[Records from a data collection]
######
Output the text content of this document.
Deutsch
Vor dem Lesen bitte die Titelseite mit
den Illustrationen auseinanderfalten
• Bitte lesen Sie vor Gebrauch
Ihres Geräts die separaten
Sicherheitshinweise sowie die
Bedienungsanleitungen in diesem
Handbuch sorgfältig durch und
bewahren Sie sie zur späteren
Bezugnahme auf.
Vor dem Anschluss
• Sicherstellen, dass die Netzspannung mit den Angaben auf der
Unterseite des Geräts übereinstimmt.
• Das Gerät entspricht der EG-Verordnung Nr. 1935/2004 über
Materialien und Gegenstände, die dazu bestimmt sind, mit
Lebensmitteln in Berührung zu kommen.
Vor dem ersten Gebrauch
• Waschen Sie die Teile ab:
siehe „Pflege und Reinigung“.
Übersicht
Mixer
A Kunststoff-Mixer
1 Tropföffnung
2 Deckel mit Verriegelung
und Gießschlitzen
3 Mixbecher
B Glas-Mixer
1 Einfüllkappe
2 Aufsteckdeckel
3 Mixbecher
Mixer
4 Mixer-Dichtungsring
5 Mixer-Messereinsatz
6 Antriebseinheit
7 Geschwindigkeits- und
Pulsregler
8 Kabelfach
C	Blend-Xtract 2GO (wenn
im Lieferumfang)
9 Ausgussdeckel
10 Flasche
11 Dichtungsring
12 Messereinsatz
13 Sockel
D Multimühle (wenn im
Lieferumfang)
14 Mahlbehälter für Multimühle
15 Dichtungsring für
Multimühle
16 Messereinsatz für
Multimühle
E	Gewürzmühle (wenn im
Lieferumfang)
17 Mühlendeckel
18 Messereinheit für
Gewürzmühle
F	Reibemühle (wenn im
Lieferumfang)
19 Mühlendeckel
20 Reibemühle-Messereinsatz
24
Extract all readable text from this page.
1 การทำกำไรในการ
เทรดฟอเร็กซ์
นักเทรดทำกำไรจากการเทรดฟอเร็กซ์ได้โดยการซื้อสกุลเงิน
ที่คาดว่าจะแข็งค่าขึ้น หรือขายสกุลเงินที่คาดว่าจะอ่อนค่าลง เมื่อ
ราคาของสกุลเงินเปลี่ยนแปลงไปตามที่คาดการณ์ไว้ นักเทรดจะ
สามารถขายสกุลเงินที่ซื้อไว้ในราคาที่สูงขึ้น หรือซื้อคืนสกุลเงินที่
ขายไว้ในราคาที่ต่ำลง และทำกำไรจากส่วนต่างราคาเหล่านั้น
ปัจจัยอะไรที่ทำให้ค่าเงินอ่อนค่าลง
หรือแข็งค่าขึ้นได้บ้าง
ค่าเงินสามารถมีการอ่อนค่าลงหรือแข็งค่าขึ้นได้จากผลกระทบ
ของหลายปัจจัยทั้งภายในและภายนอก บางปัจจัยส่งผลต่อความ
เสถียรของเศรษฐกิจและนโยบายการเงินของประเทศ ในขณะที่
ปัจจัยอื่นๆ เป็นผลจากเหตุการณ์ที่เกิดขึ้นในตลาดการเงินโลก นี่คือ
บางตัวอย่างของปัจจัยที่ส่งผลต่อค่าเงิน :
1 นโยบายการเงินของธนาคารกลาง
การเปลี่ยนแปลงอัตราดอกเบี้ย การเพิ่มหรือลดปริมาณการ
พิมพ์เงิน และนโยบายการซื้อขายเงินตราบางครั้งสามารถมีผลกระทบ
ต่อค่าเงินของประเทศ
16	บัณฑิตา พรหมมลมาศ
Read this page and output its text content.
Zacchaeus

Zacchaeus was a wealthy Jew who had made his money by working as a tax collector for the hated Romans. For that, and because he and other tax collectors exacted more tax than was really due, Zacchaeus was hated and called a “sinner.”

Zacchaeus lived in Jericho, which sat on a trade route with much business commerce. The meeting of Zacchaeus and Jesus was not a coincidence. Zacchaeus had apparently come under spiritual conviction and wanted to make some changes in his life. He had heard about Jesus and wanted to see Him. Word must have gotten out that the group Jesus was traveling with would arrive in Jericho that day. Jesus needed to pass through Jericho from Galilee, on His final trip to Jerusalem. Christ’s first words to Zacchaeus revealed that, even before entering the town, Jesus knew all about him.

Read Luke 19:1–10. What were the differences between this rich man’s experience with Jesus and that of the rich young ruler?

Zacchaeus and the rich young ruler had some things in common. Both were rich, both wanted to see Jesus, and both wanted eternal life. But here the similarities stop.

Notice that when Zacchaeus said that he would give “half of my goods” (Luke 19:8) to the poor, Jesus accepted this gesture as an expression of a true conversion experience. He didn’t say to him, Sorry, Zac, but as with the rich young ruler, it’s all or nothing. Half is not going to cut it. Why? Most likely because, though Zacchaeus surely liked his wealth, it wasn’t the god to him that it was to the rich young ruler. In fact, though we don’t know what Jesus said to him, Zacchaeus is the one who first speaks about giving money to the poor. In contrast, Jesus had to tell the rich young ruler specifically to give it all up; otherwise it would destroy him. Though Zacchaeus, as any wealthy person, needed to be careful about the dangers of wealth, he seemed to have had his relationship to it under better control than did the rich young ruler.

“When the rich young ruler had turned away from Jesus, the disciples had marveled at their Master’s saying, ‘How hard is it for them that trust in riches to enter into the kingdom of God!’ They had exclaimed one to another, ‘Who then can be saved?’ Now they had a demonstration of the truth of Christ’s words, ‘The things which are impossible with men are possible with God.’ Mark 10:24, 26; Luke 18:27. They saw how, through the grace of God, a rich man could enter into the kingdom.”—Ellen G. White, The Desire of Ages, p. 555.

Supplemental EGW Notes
######
INSTRUCTION = Examine the listing and say how many of its lines contain the string "Reibemühle". Give the number alone.

WRITTEN ANSWER = 2